(Data entries for graphics)
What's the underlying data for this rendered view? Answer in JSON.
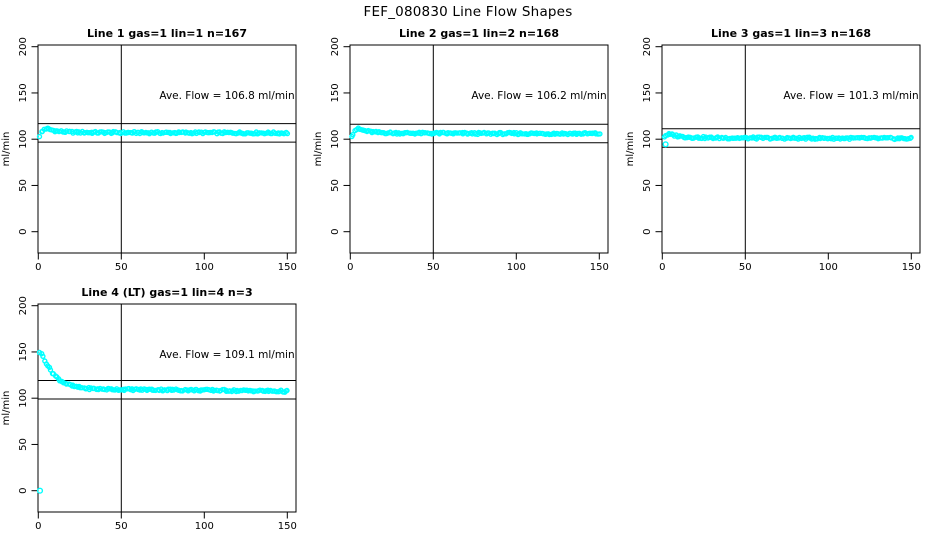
{
  "main_title": "FEF_080830  Line Flow Shapes",
  "colors": {
    "data_point": "#00ffff",
    "reference_line": "#000000",
    "axis": "#000000",
    "background": "#ffffff",
    "text": "#000000"
  },
  "axes": {
    "x_ticks": [
      0,
      50,
      100,
      150
    ],
    "y_ticks": [
      0,
      50,
      100,
      150,
      200
    ],
    "y_label": "ml/min"
  },
  "chart_data": [
    {
      "type": "scatter",
      "title": "Line 1 gas=1 lin=1 n=167",
      "annotation": "Ave. Flow =  106.8  ml/min",
      "ave_flow_ml_min": 106.8,
      "n": 167,
      "upper_ref_line": 116.8,
      "lower_ref_line": 96.8,
      "vline_x": 50,
      "xlim": [
        0,
        150
      ],
      "ylim": [
        0,
        200
      ],
      "curve_points": [
        [
          1,
          103.5
        ],
        [
          2,
          107
        ],
        [
          3,
          110
        ],
        [
          4,
          111.5
        ],
        [
          5,
          111.5
        ],
        [
          7,
          110.5
        ],
        [
          9,
          109.5
        ],
        [
          12,
          108.5
        ],
        [
          16,
          108
        ],
        [
          22,
          107.5
        ],
        [
          30,
          107.3
        ],
        [
          50,
          107.1
        ],
        [
          80,
          107
        ],
        [
          120,
          106.9
        ],
        [
          150,
          106.7
        ]
      ],
      "outlier_points": []
    },
    {
      "type": "scatter",
      "title": "Line 2 gas=1 lin=2 n=168",
      "annotation": "Ave. Flow =  106.2  ml/min",
      "ave_flow_ml_min": 106.2,
      "n": 168,
      "upper_ref_line": 116.2,
      "lower_ref_line": 96.2,
      "vline_x": 50,
      "xlim": [
        0,
        150
      ],
      "ylim": [
        0,
        200
      ],
      "curve_points": [
        [
          1,
          104
        ],
        [
          2,
          107.5
        ],
        [
          3,
          110
        ],
        [
          4,
          111
        ],
        [
          5,
          111
        ],
        [
          7,
          110
        ],
        [
          9,
          109
        ],
        [
          12,
          108
        ],
        [
          16,
          107.3
        ],
        [
          22,
          106.9
        ],
        [
          30,
          106.6
        ],
        [
          50,
          106.4
        ],
        [
          80,
          106.2
        ],
        [
          120,
          106.1
        ],
        [
          150,
          106
        ]
      ],
      "outlier_points": []
    },
    {
      "type": "scatter",
      "title": "Line 3 gas=1 lin=3 n=168",
      "annotation": "Ave. Flow =  101.3  ml/min",
      "ave_flow_ml_min": 101.3,
      "n": 168,
      "upper_ref_line": 111.3,
      "lower_ref_line": 91.3,
      "vline_x": 50,
      "xlim": [
        0,
        150
      ],
      "ylim": [
        0,
        200
      ],
      "curve_points": [
        [
          1,
          102.5
        ],
        [
          2,
          104
        ],
        [
          3,
          105
        ],
        [
          4,
          105.2
        ],
        [
          5,
          105
        ],
        [
          7,
          104.3
        ],
        [
          9,
          103.5
        ],
        [
          12,
          102.8
        ],
        [
          16,
          102.2
        ],
        [
          22,
          101.8
        ],
        [
          30,
          101.5
        ],
        [
          50,
          101.3
        ],
        [
          80,
          101.1
        ],
        [
          120,
          101
        ],
        [
          150,
          100.8
        ]
      ],
      "outlier_points": [
        [
          2,
          94.5
        ]
      ]
    },
    {
      "type": "scatter",
      "title": "Line 4 (LT) gas=1 lin=4 n=3",
      "annotation": "Ave. Flow =  109.1  ml/min",
      "ave_flow_ml_min": 109.1,
      "n": 3,
      "upper_ref_line": 119.1,
      "lower_ref_line": 99.1,
      "vline_x": 50,
      "xlim": [
        0,
        150
      ],
      "ylim": [
        0,
        200
      ],
      "curve_points": [
        [
          1,
          150
        ],
        [
          2,
          147.5
        ],
        [
          3,
          144.5
        ],
        [
          4,
          141
        ],
        [
          5,
          137.5
        ],
        [
          6,
          134.5
        ],
        [
          7,
          131.5
        ],
        [
          8,
          129
        ],
        [
          9,
          126.5
        ],
        [
          10,
          124.5
        ],
        [
          12,
          121
        ],
        [
          14,
          118.5
        ],
        [
          16,
          116.5
        ],
        [
          18,
          114.8
        ],
        [
          20,
          113.5
        ],
        [
          23,
          112.2
        ],
        [
          26,
          111.3
        ],
        [
          30,
          110.5
        ],
        [
          35,
          110
        ],
        [
          40,
          109.8
        ],
        [
          50,
          109.5
        ],
        [
          60,
          109.3
        ],
        [
          80,
          109
        ],
        [
          100,
          108.7
        ],
        [
          120,
          108.2
        ],
        [
          150,
          107.5
        ]
      ],
      "outlier_points": [
        [
          1,
          0
        ]
      ]
    }
  ]
}
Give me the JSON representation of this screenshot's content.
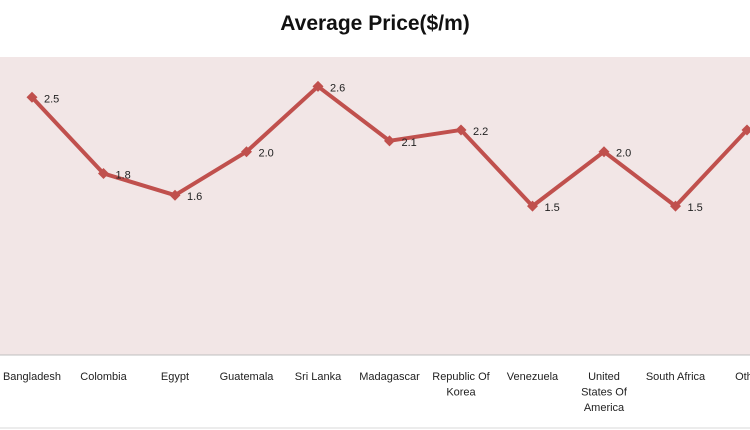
{
  "chart_data": {
    "type": "line",
    "title": "Average Price($/m)",
    "xlabel": "",
    "ylabel": "",
    "ylim": [
      0,
      2.8
    ],
    "grid": false,
    "legend": "none",
    "categories": [
      "Bangladesh",
      "Colombia",
      "Egypt",
      "Guatemala",
      "Sri Lanka",
      "Madagascar",
      "Republic Of Korea",
      "Venezuela",
      "United States Of America",
      "South Africa",
      "Others"
    ],
    "category_display": [
      [
        "Bangladesh"
      ],
      [
        "Colombia"
      ],
      [
        "Egypt"
      ],
      [
        "Guatemala"
      ],
      [
        "Sri Lanka"
      ],
      [
        "Madagascar"
      ],
      [
        "Republic Of",
        "Korea"
      ],
      [
        "Venezuela"
      ],
      [
        "United",
        "States Of",
        "America"
      ],
      [
        "South Africa"
      ],
      [
        "Othe"
      ]
    ],
    "series": [
      {
        "values": [
          2.5,
          1.8,
          1.6,
          2.0,
          2.6,
          2.1,
          2.2,
          1.5,
          2.0,
          1.5,
          2.2
        ],
        "labels": [
          "2.5",
          "1.8",
          "1.6",
          "2.0",
          "2.6",
          "2.1",
          "2.2",
          "1.5",
          "2.0",
          "1.5",
          ""
        ]
      }
    ],
    "colors": {
      "line": "#c0504d",
      "marker": "#c0504d",
      "plot_background": "#f2e6e6",
      "axis": "#bfbfbf"
    }
  }
}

• **Instruction**
Ignore the images and quote every line of the listing exactly.

• **Complete output**
What's the underlying data for this rendered view? Answer in JSON.
{
  "main_title": "FEF_080830  Line Flow Shapes",
  "colors": {
    "data_point": "#00ffff",
    "reference_line": "#000000",
    "axis": "#000000",
    "background": "#ffffff",
    "text": "#000000"
  },
  "axes": {
    "x_ticks": [
      0,
      50,
      100,
      150
    ],
    "y_ticks": [
      0,
      50,
      100,
      150,
      200
    ],
    "y_label": "ml/min"
  },
  "chart_data": [
    {
      "type": "scatter",
      "title": "Line 1 gas=1 lin=1 n=167",
      "annotation": "Ave. Flow =  106.8  ml/min",
      "ave_flow_ml_min": 106.8,
      "n": 167,
      "upper_ref_line": 116.8,
      "lower_ref_line": 96.8,
      "vline_x": 50,
      "xlim": [
        0,
        150
      ],
      "ylim": [
        0,
        200
      ],
      "curve_points": [
        [
          1,
          103.5
        ],
        [
          2,
          107
        ],
        [
          3,
          110
        ],
        [
          4,
          111.5
        ],
        [
          5,
          111.5
        ],
        [
          7,
          110.5
        ],
        [
          9,
          109.5
        ],
        [
          12,
          108.5
        ],
        [
          16,
          108
        ],
        [
          22,
          107.5
        ],
        [
          30,
          107.3
        ],
        [
          50,
          107.1
        ],
        [
          80,
          107
        ],
        [
          120,
          106.9
        ],
        [
          150,
          106.7
        ]
      ],
      "outlier_points": []
    },
    {
      "type": "scatter",
      "title": "Line 2 gas=1 lin=2 n=168",
      "annotation": "Ave. Flow =  106.2  ml/min",
      "ave_flow_ml_min": 106.2,
      "n": 168,
      "upper_ref_line": 116.2,
      "lower_ref_line": 96.2,
      "vline_x": 50,
      "xlim": [
        0,
        150
      ],
      "ylim": [
        0,
        200
      ],
      "curve_points": [
        [
          1,
          104
        ],
        [
          2,
          107.5
        ],
        [
          3,
          110
        ],
        [
          4,
          111
        ],
        [
          5,
          111
        ],
        [
          7,
          110
        ],
        [
          9,
          109
        ],
        [
          12,
          108
        ],
        [
          16,
          107.3
        ],
        [
          22,
          106.9
        ],
        [
          30,
          106.6
        ],
        [
          50,
          106.4
        ],
        [
          80,
          106.2
        ],
        [
          120,
          106.1
        ],
        [
          150,
          106
        ]
      ],
      "outlier_points": []
    },
    {
      "type": "scatter",
      "title": "Line 3 gas=1 lin=3 n=168",
      "annotation": "Ave. Flow =  101.3  ml/min",
      "ave_flow_ml_min": 101.3,
      "n": 168,
      "upper_ref_line": 111.3,
      "lower_ref_line": 91.3,
      "vline_x": 50,
      "xlim": [
        0,
        150
      ],
      "ylim": [
        0,
        200
      ],
      "curve_points": [
        [
          1,
          102.5
        ],
        [
          2,
          104
        ],
        [
          3,
          105
        ],
        [
          4,
          105.2
        ],
        [
          5,
          105
        ],
        [
          7,
          104.3
        ],
        [
          9,
          103.5
        ],
        [
          12,
          102.8
        ],
        [
          16,
          102.2
        ],
        [
          22,
          101.8
        ],
        [
          30,
          101.5
        ],
        [
          50,
          101.3
        ],
        [
          80,
          101.1
        ],
        [
          120,
          101
        ],
        [
          150,
          100.8
        ]
      ],
      "outlier_points": [
        [
          2,
          94.5
        ]
      ]
    },
    {
      "type": "scatter",
      "title": "Line 4 (LT) gas=1 lin=4 n=3",
      "annotation": "Ave. Flow =  109.1  ml/min",
      "ave_flow_ml_min": 109.1,
      "n": 3,
      "upper_ref_line": 119.1,
      "lower_ref_line": 99.1,
      "vline_x": 50,
      "xlim": [
        0,
        150
      ],
      "ylim": [
        0,
        200
      ],
      "curve_points": [
        [
          1,
          150
        ],
        [
          2,
          147.5
        ],
        [
          3,
          144.5
        ],
        [
          4,
          141
        ],
        [
          5,
          137.5
        ],
        [
          6,
          134.5
        ],
        [
          7,
          131.5
        ],
        [
          8,
          129
        ],
        [
          9,
          126.5
        ],
        [
          10,
          124.5
        ],
        [
          12,
          121
        ],
        [
          14,
          118.5
        ],
        [
          16,
          116.5
        ],
        [
          18,
          114.8
        ],
        [
          20,
          113.5
        ],
        [
          23,
          112.2
        ],
        [
          26,
          111.3
        ],
        [
          30,
          110.5
        ],
        [
          35,
          110
        ],
        [
          40,
          109.8
        ],
        [
          50,
          109.5
        ],
        [
          60,
          109.3
        ],
        [
          80,
          109
        ],
        [
          100,
          108.7
        ],
        [
          120,
          108.2
        ],
        [
          150,
          107.5
        ]
      ],
      "outlier_points": [
        [
          1,
          0
        ]
      ]
    }
  ]
}
Give me the JSON representation of this screenshot's content.
{
  "chart_data": {
    "type": "line",
    "title": "Average Price($/m)",
    "xlabel": "",
    "ylabel": "",
    "ylim": [
      0,
      2.8
    ],
    "grid": false,
    "legend": "none",
    "categories": [
      "Bangladesh",
      "Colombia",
      "Egypt",
      "Guatemala",
      "Sri Lanka",
      "Madagascar",
      "Republic Of Korea",
      "Venezuela",
      "United States Of America",
      "South Africa",
      "Others"
    ],
    "category_display": [
      [
        "Bangladesh"
      ],
      [
        "Colombia"
      ],
      [
        "Egypt"
      ],
      [
        "Guatemala"
      ],
      [
        "Sri Lanka"
      ],
      [
        "Madagascar"
      ],
      [
        "Republic Of",
        "Korea"
      ],
      [
        "Venezuela"
      ],
      [
        "United",
        "States Of",
        "America"
      ],
      [
        "South Africa"
      ],
      [
        "Othe"
      ]
    ],
    "series": [
      {
        "values": [
          2.5,
          1.8,
          1.6,
          2.0,
          2.6,
          2.1,
          2.2,
          1.5,
          2.0,
          1.5,
          2.2
        ],
        "labels": [
          "2.5",
          "1.8",
          "1.6",
          "2.0",
          "2.6",
          "2.1",
          "2.2",
          "1.5",
          "2.0",
          "1.5",
          ""
        ]
      }
    ],
    "colors": {
      "line": "#c0504d",
      "marker": "#c0504d",
      "plot_background": "#f2e6e6",
      "axis": "#bfbfbf"
    }
  }
}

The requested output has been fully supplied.